## Work to do
Can you write out all the lines word for word, with no pictures?

** BEGIN **

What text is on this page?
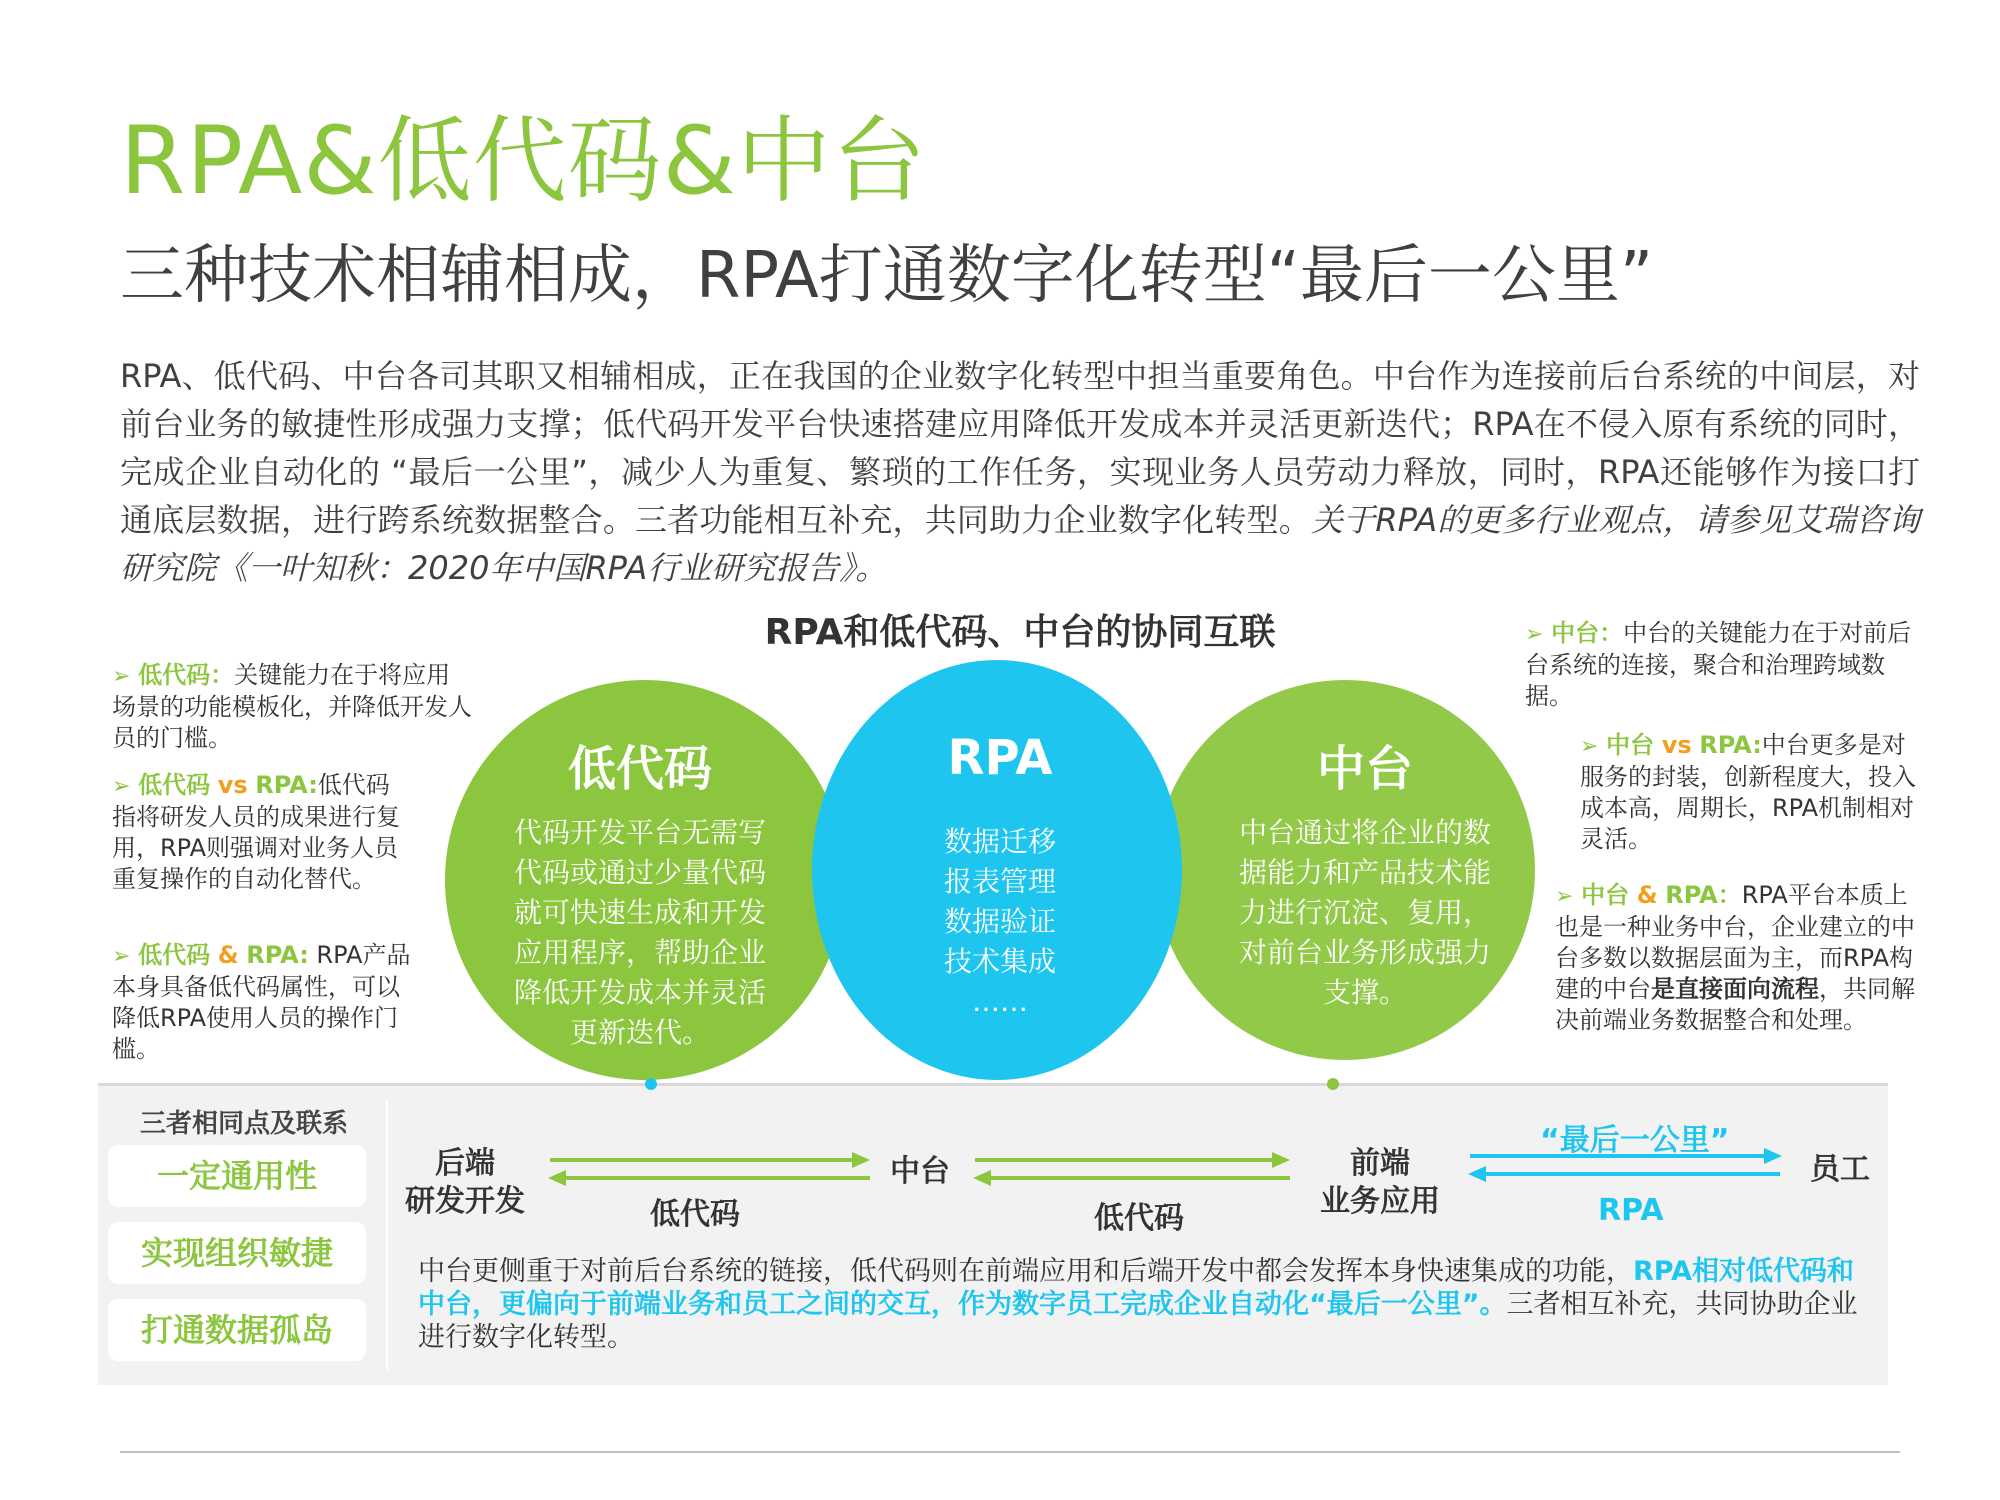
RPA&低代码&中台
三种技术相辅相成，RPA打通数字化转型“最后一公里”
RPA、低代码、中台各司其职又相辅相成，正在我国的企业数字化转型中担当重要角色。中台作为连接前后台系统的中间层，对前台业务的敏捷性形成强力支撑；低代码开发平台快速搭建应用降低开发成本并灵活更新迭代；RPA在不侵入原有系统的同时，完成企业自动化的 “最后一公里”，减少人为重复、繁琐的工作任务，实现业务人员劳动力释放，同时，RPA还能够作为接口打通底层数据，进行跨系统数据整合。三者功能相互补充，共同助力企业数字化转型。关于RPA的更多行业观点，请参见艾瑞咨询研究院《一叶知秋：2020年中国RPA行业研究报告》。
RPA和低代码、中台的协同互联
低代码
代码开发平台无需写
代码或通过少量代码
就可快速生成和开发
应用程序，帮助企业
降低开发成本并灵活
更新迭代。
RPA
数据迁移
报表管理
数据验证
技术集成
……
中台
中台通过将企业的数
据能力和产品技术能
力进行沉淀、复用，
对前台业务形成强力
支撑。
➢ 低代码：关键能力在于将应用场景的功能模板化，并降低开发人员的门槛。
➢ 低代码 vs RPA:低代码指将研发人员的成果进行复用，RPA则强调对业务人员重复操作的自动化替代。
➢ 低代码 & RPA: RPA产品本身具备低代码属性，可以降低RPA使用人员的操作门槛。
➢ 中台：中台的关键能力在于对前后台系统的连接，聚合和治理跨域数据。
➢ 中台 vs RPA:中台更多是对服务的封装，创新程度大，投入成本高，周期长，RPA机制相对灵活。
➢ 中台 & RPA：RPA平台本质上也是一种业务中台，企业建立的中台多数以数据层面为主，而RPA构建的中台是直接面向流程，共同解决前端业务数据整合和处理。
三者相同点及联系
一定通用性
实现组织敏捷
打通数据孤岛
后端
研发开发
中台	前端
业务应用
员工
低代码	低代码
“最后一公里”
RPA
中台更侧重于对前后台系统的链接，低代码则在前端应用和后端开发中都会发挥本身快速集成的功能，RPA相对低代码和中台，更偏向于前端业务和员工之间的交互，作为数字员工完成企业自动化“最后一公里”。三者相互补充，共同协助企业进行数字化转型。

** END **

## Full response
What text is on this page?
RPA&低代码&中台
三种技术相辅相成，RPA打通数字化转型“最后一公里”
RPA、低代码、中台各司其职又相辅相成，正在我国的企业数字化转型中担当重要角色。中台作为连接前后台系统的中间层，对前台业务的敏捷性形成强力支撑；低代码开发平台快速搭建应用降低开发成本并灵活更新迭代；RPA在不侵入原有系统的同时，完成企业自动化的 “最后一公里”，减少人为重复、繁琐的工作任务，实现业务人员劳动力释放，同时，RPA还能够作为接口打通底层数据，进行跨系统数据整合。三者功能相互补充，共同助力企业数字化转型。关于RPA的更多行业观点，请参见艾瑞咨询研究院《一叶知秋：2020年中国RPA行业研究报告》。
RPA和低代码、中台的协同互联
低代码
代码开发平台无需写
代码或通过少量代码
就可快速生成和开发
应用程序，帮助企业
降低开发成本并灵活
更新迭代。
RPA
数据迁移
报表管理
数据验证
技术集成
……
中台
中台通过将企业的数
据能力和产品技术能
力进行沉淀、复用，
对前台业务形成强力
支撑。
➢ 低代码：关键能力在于将应用场景的功能模板化，并降低开发人员的门槛。
➢ 低代码 vs RPA:低代码指将研发人员的成果进行复用，RPA则强调对业务人员重复操作的自动化替代。
➢ 低代码 & RPA: RPA产品本身具备低代码属性，可以降低RPA使用人员的操作门槛。
➢ 中台：中台的关键能力在于对前后台系统的连接，聚合和治理跨域数据。
➢ 中台 vs RPA:中台更多是对服务的封装，创新程度大，投入成本高，周期长，RPA机制相对灵活。
➢ 中台 & RPA：RPA平台本质上也是一种业务中台，企业建立的中台多数以数据层面为主，而RPA构建的中台是直接面向流程，共同解决前端业务数据整合和处理。
三者相同点及联系
一定通用性
实现组织敏捷
打通数据孤岛
后端
研发开发
中台	前端
业务应用
员工
低代码	低代码
“最后一公里”
RPA
中台更侧重于对前后台系统的链接，低代码则在前端应用和后端开发中都会发挥本身快速集成的功能，RPA相对低代码和中台，更偏向于前端业务和员工之间的交互，作为数字员工完成企业自动化“最后一公里”。三者相互补充，共同协助企业进行数字化转型。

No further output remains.